Exercise directions:
Set out every line bearing the string "обучении".

Records for the task:
________

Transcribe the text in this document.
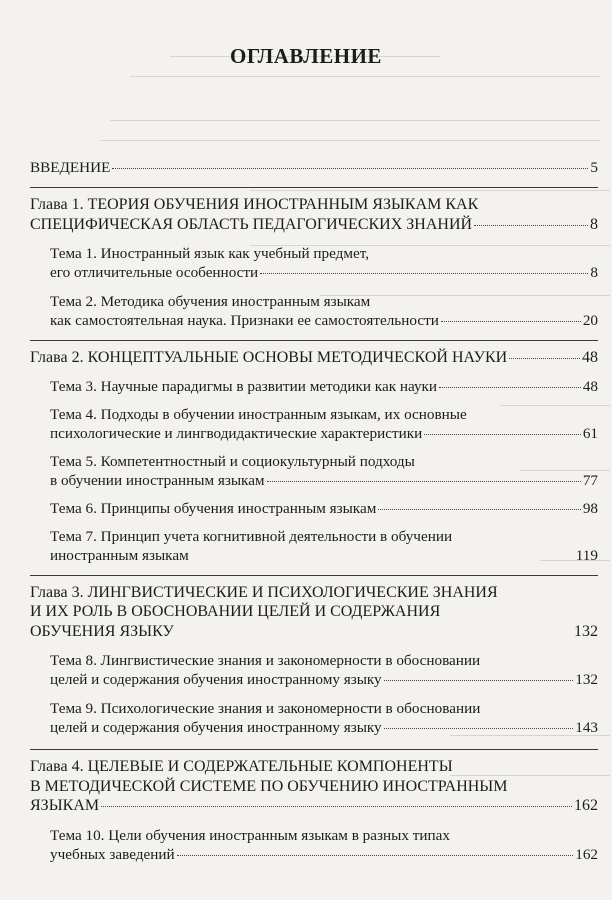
ОГЛАВЛЕНИЕ
ВВЕДЕНИЕ	5
Глава 1. ТЕОРИЯ ОБУЧЕНИЯ ИНОСТРАННЫМ ЯЗЫКАМ КАК
СПЕЦИФИЧЕСКАЯ ОБЛАСТЬ ПЕДАГОГИЧЕСКИХ ЗНАНИЙ	8
Тема 1. Иностранный язык как учебный предмет,
его отличительные особенности	8
Тема 2. Методика обучения иностранным языкам
как самостоятельная наука. Признаки ее самостоятельности	20
Глава 2. КОНЦЕПТУАЛЬНЫЕ ОСНОВЫ МЕТОДИЧЕСКОЙ НАУКИ	48
Тема 3. Научные парадигмы в развитии методики как науки	48
Тема 4. Подходы в обучении иностранным языкам, их основные
психологические и лингводидактические характеристики	61
Тема 5. Компетентностный и социокультурный подходы
в обучении иностранным языкам	77
Тема 6. Принципы обучения иностранным языкам	98
Тема 7. Принцип учета когнитивной деятельности в обучении
иностранным языкам	119
Глава 3. ЛИНГВИСТИЧЕСКИЕ И ПСИХОЛОГИЧЕСКИЕ ЗНАНИЯ
И ИХ РОЛЬ В ОБОСНОВАНИИ ЦЕЛЕЙ И СОДЕРЖАНИЯ
ОБУЧЕНИЯ ЯЗЫКУ	132
Тема 8. Лингвистические знания и закономерности в обосновании
целей и содержания обучения иностранному языку	132
Тема 9. Психологические знания и закономерности в обосновании
целей и содержания обучения иностранному языку	143
Глава 4. ЦЕЛЕВЫЕ И СОДЕРЖАТЕЛЬНЫЕ КОМПОНЕНТЫ
В МЕТОДИЧЕСКОЙ СИСТЕМЕ ПО ОБУЧЕНИЮ ИНОСТРАННЫМ
ЯЗЫКАМ	162
Тема 10. Цели обучения иностранным языкам в разных типах
учебных заведений	162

________

Task result:
Тема 4. Подходы в обучении иностранным языкам, их основные
в обучении иностранным языкам	77
Тема 7. Принцип учета когнитивной деятельности в обучении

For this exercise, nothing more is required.